Some records
+ + + + + + +

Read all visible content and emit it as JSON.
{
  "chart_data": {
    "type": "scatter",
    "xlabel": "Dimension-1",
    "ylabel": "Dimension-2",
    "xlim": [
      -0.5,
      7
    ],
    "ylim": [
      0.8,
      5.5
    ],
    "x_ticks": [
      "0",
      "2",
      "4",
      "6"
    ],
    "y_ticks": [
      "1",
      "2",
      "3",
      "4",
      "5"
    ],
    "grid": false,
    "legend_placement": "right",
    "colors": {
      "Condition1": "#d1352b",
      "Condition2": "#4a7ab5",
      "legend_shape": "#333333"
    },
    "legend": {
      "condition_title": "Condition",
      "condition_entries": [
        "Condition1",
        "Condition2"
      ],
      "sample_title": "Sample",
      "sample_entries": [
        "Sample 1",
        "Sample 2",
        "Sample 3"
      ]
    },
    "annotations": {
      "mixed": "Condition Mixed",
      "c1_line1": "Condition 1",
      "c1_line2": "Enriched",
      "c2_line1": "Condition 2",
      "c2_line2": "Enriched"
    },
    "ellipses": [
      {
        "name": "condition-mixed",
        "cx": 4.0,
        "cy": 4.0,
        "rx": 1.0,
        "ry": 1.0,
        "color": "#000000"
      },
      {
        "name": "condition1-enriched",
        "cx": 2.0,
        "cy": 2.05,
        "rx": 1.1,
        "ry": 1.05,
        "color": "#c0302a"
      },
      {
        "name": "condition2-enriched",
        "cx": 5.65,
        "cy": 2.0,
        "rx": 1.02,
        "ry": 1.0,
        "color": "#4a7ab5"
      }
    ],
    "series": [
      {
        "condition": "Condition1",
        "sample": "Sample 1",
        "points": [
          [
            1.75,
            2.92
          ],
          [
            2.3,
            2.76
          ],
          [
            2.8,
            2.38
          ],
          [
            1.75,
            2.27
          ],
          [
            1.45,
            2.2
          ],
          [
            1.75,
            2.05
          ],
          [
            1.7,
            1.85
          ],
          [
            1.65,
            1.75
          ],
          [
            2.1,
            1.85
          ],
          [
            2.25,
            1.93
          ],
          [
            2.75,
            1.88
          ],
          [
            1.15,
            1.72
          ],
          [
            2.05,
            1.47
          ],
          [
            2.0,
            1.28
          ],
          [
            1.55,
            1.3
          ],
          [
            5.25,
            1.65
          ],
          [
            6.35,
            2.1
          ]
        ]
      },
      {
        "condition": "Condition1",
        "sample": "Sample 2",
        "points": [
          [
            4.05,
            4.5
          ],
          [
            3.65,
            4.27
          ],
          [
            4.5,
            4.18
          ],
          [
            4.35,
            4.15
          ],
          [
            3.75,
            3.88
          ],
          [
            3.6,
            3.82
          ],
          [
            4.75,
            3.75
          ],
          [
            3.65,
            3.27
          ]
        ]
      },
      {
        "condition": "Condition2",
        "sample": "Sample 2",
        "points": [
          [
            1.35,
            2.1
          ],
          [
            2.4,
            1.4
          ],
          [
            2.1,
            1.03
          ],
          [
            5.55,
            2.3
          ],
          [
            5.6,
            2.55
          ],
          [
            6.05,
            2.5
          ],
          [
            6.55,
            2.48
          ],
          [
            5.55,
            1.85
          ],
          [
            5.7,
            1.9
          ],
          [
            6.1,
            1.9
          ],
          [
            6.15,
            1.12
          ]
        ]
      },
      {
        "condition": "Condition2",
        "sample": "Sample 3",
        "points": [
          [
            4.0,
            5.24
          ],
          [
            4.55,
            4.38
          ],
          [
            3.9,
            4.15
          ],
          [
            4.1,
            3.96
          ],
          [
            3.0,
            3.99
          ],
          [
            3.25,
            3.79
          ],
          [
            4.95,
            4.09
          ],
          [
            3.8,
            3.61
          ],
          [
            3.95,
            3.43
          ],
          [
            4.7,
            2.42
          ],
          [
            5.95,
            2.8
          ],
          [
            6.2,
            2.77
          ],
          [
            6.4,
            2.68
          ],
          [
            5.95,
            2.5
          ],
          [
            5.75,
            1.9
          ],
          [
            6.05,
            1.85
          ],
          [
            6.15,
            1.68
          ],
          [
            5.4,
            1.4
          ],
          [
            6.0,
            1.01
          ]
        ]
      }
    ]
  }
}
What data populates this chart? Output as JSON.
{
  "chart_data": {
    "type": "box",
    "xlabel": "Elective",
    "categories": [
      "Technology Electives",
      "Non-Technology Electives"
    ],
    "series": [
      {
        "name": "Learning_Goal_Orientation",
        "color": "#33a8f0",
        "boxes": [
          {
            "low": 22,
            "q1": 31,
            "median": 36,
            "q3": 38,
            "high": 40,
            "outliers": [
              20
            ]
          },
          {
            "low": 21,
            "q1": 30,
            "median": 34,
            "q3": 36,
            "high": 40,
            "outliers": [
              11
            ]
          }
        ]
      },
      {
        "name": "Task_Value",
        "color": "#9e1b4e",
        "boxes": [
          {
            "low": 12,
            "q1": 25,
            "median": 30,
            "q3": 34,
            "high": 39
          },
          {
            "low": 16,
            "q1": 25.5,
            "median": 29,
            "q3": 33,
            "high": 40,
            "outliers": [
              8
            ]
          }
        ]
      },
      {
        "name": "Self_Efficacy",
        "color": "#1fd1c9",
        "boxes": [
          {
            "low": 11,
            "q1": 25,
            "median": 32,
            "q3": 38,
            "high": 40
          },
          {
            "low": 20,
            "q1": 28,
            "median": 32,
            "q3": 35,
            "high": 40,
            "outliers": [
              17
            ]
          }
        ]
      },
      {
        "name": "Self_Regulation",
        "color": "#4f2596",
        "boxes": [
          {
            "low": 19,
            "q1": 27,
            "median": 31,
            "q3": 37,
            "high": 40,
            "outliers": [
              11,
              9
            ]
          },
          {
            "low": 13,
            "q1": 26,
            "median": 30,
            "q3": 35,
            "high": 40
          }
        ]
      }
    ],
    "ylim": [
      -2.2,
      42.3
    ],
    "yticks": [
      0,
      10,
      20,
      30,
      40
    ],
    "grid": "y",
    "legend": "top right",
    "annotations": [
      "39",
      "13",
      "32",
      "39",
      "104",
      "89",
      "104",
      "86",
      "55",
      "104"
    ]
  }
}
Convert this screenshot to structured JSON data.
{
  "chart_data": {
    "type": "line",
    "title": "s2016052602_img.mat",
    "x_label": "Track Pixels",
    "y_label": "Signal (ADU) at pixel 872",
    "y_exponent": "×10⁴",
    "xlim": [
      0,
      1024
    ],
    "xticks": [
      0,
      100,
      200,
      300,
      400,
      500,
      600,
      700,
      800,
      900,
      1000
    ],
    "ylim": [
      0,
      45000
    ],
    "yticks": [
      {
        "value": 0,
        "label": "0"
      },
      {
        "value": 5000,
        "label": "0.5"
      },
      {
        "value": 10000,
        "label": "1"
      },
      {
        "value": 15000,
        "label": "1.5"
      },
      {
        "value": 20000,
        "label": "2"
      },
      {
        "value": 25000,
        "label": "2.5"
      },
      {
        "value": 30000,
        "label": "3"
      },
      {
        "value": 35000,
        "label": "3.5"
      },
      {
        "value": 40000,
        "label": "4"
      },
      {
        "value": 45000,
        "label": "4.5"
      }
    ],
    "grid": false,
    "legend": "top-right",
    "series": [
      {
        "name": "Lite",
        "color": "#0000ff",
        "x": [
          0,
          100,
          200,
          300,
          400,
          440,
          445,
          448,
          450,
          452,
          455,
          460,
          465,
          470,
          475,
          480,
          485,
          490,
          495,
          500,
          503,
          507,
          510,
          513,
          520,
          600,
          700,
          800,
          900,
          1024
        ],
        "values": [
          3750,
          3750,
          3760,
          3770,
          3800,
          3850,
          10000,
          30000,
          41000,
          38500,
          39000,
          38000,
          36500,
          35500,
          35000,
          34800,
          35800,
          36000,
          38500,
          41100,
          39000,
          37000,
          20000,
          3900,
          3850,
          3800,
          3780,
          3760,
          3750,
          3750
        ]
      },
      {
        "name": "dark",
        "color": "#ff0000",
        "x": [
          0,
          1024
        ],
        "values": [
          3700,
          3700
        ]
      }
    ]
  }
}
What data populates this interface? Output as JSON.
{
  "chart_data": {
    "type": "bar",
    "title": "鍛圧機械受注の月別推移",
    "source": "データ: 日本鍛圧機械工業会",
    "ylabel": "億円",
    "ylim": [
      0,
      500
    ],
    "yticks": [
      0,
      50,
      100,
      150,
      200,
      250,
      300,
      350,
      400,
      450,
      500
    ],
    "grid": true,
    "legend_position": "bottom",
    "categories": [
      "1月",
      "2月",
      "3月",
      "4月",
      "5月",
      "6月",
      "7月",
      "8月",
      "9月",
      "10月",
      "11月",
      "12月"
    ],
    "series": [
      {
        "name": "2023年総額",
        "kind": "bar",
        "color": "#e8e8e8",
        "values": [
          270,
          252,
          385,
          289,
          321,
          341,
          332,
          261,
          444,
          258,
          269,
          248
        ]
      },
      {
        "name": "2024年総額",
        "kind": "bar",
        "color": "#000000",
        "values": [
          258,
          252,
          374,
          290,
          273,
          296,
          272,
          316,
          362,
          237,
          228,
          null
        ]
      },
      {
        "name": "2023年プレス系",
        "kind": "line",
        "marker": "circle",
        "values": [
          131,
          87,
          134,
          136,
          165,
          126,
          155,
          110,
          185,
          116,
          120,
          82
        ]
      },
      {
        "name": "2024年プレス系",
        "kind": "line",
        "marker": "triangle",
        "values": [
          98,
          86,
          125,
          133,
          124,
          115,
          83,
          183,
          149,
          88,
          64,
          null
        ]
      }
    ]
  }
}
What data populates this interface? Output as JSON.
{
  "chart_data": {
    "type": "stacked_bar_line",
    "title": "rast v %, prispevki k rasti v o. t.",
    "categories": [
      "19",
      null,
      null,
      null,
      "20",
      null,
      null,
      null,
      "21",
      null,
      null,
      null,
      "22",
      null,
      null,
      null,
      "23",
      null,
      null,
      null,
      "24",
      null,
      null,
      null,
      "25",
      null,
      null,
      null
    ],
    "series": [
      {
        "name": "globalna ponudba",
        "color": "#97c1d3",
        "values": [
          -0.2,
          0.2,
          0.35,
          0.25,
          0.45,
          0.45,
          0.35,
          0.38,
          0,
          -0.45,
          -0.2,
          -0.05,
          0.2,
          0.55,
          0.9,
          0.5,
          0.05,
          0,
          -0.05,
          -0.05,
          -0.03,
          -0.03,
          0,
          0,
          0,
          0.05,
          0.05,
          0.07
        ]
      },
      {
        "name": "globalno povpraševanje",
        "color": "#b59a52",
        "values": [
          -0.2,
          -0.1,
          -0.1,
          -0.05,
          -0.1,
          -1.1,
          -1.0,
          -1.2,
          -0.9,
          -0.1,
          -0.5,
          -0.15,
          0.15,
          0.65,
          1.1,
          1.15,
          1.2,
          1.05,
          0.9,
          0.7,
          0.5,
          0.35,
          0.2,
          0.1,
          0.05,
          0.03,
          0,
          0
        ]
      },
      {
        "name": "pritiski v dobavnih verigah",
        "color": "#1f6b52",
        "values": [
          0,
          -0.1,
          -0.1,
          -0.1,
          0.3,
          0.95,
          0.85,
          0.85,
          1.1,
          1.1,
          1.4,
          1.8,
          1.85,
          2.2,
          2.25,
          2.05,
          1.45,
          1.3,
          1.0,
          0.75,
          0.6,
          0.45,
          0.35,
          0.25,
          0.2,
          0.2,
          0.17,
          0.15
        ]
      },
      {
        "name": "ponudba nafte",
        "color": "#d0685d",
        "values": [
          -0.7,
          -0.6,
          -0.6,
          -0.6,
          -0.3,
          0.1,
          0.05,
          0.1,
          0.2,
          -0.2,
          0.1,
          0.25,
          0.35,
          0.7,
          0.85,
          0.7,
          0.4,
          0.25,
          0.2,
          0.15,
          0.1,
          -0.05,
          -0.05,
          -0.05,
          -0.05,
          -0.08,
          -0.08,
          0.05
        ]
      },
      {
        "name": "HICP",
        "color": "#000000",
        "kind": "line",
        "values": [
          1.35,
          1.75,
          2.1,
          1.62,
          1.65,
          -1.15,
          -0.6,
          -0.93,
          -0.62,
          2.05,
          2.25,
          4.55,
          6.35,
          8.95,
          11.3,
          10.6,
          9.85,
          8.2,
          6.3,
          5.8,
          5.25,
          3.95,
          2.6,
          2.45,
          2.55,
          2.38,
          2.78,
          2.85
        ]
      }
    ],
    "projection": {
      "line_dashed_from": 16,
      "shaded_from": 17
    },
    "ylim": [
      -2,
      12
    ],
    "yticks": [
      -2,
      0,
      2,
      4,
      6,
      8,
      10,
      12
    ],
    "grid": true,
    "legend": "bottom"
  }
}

+ + + + + + +

**SHORT TASK**
Give only the number of lines in the entries that contain "this".

**EXERCISE RESULT**
4